Exercise directions:
In the entries below, identify every line with the string "qarzlarini" and copy it.
BEGIN Input data
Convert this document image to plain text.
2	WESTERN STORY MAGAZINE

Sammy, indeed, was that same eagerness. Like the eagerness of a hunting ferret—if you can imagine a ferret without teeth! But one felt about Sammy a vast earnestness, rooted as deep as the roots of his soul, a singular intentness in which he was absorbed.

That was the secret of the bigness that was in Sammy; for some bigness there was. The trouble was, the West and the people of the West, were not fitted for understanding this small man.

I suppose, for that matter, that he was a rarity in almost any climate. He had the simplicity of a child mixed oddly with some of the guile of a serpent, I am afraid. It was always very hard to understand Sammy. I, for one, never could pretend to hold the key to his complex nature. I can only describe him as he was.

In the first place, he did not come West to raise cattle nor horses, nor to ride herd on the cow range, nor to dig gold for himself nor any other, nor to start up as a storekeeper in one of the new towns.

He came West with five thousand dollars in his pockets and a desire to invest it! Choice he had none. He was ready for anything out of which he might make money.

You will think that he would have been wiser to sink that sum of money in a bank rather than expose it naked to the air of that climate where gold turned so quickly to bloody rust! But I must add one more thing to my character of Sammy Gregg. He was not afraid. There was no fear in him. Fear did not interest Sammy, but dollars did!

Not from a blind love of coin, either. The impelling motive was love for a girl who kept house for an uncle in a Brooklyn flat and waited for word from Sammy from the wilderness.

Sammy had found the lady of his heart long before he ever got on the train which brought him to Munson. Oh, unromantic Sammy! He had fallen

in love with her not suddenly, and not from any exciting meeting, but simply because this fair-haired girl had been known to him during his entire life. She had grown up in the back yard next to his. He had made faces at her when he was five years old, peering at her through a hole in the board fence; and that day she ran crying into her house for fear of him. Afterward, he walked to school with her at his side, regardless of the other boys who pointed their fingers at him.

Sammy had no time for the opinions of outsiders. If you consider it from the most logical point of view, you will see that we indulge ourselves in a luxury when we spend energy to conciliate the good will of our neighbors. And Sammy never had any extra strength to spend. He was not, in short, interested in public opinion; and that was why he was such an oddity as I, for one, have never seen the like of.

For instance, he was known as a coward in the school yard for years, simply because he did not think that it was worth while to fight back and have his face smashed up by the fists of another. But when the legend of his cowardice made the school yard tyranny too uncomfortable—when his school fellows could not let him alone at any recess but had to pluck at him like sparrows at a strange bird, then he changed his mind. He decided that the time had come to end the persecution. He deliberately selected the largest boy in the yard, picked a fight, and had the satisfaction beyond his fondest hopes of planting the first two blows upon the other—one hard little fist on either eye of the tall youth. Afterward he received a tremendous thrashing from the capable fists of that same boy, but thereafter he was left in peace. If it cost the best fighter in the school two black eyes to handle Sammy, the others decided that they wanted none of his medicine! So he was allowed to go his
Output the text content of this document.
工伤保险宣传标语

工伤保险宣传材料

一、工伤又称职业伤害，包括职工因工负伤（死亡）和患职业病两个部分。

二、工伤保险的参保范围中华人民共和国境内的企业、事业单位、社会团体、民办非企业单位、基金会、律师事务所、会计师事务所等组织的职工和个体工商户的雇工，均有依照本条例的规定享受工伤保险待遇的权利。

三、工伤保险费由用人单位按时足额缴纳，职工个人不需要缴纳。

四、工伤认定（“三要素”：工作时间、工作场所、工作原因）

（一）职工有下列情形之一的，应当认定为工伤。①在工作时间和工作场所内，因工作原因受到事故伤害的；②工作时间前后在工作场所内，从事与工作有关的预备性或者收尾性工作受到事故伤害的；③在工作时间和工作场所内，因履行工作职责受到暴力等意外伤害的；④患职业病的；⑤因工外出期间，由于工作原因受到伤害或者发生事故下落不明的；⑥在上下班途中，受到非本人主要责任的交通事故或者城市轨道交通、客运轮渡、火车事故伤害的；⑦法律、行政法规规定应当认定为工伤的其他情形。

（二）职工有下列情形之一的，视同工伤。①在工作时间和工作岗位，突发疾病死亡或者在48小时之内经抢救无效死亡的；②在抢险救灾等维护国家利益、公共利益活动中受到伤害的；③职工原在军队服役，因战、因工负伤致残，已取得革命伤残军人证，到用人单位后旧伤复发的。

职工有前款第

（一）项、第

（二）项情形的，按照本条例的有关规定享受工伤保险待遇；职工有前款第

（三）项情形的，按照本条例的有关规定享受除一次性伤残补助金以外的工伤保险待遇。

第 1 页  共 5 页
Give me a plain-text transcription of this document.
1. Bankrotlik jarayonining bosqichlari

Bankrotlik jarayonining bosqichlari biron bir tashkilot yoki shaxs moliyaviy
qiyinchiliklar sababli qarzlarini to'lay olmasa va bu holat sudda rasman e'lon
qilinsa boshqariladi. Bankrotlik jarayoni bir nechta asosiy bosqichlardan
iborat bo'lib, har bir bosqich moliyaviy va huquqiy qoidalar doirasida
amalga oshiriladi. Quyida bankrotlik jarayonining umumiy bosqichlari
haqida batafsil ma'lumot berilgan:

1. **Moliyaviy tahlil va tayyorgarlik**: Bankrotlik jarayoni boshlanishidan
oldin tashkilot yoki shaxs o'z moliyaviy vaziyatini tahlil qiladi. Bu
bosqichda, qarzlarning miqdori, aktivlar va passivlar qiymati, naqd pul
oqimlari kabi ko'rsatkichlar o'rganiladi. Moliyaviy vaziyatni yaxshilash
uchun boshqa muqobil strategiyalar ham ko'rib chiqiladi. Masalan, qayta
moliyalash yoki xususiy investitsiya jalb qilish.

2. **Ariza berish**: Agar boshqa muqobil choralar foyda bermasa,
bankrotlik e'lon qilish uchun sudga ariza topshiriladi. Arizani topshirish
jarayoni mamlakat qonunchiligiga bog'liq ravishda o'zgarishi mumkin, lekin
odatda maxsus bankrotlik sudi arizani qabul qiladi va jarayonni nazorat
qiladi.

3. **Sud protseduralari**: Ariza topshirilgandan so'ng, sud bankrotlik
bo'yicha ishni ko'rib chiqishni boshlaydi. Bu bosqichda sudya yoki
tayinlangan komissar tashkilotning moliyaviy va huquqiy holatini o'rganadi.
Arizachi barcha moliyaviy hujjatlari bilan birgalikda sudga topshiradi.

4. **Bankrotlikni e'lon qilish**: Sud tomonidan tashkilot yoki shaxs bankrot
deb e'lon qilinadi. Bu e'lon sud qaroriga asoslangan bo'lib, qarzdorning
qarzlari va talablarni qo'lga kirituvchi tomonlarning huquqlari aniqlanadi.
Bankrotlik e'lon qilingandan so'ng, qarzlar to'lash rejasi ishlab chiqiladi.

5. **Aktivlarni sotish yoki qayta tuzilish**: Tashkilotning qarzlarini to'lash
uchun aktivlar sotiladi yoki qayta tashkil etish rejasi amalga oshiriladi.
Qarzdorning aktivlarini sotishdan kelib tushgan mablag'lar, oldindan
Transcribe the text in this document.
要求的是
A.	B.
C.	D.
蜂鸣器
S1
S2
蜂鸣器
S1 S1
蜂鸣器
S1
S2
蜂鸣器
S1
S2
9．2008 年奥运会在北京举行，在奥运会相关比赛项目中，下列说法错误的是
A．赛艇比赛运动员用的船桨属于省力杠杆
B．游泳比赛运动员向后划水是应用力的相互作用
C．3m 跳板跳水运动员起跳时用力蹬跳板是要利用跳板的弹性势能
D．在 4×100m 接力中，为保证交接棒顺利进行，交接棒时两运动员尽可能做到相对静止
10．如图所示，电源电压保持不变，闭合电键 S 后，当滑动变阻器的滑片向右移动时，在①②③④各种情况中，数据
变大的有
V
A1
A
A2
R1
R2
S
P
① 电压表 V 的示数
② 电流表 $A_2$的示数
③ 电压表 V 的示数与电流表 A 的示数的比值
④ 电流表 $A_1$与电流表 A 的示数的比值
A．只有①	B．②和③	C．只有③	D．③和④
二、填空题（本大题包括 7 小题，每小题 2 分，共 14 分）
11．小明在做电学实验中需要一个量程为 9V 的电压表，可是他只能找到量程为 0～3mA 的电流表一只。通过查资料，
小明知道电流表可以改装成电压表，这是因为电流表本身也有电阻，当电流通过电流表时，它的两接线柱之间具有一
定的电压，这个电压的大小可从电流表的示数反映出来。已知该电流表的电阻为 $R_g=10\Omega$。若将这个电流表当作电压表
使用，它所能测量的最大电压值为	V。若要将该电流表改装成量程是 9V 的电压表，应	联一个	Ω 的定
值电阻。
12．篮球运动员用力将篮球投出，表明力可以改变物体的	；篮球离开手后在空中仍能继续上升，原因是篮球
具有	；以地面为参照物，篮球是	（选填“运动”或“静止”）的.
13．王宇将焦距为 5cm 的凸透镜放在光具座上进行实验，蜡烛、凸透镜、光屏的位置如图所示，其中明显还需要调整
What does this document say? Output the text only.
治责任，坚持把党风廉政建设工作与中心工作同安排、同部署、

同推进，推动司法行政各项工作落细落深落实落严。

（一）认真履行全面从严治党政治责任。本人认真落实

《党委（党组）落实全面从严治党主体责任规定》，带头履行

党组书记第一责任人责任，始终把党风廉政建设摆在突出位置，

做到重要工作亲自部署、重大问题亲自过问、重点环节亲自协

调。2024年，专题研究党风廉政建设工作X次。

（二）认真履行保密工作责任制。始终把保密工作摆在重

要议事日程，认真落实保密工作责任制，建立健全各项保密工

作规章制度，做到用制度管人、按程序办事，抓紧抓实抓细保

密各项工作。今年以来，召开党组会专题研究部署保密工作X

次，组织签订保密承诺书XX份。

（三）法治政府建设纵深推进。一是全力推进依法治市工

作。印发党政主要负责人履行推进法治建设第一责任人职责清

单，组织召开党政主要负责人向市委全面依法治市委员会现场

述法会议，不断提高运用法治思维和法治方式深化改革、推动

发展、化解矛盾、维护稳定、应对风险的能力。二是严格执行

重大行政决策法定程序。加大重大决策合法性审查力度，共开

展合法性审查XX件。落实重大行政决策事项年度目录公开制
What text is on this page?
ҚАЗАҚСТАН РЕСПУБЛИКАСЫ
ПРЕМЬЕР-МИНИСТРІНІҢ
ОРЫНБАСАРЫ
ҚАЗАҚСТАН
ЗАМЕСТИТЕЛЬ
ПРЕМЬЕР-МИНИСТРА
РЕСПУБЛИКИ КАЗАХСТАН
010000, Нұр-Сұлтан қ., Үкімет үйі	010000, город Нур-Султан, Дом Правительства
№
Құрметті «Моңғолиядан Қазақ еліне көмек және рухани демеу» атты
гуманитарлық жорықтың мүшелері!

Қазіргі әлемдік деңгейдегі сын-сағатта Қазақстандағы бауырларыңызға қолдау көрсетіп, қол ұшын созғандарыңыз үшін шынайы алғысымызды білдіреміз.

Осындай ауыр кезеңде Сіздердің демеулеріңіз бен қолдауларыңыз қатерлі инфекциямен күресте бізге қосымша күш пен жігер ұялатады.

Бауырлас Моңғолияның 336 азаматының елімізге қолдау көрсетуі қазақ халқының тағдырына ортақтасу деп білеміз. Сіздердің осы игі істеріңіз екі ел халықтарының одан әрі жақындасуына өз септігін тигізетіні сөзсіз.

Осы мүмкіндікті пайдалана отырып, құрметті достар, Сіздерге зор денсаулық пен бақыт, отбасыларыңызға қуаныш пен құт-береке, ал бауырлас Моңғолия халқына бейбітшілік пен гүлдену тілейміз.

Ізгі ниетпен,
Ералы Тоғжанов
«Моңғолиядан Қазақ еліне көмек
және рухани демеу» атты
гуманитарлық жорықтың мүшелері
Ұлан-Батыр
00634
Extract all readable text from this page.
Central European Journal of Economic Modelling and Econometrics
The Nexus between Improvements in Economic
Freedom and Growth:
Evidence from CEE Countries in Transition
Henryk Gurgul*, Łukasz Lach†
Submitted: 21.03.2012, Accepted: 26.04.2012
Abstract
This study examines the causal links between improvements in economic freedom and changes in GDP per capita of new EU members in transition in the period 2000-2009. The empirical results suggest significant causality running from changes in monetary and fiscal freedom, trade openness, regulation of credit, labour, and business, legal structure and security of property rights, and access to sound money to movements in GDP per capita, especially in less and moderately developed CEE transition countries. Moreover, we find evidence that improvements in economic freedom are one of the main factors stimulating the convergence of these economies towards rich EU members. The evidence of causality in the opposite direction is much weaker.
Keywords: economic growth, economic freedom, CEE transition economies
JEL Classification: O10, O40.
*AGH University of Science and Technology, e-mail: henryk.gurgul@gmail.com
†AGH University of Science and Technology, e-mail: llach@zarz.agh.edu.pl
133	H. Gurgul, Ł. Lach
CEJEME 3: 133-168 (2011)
END Input data
Task answer:
qiyinchiliklar sababli qarzlarini to'lay olmasa va bu holat sudda rasman e'lon
5. **Aktivlarni sotish yoki qayta tuzilish**: Tashkilotning qarzlarini to'lash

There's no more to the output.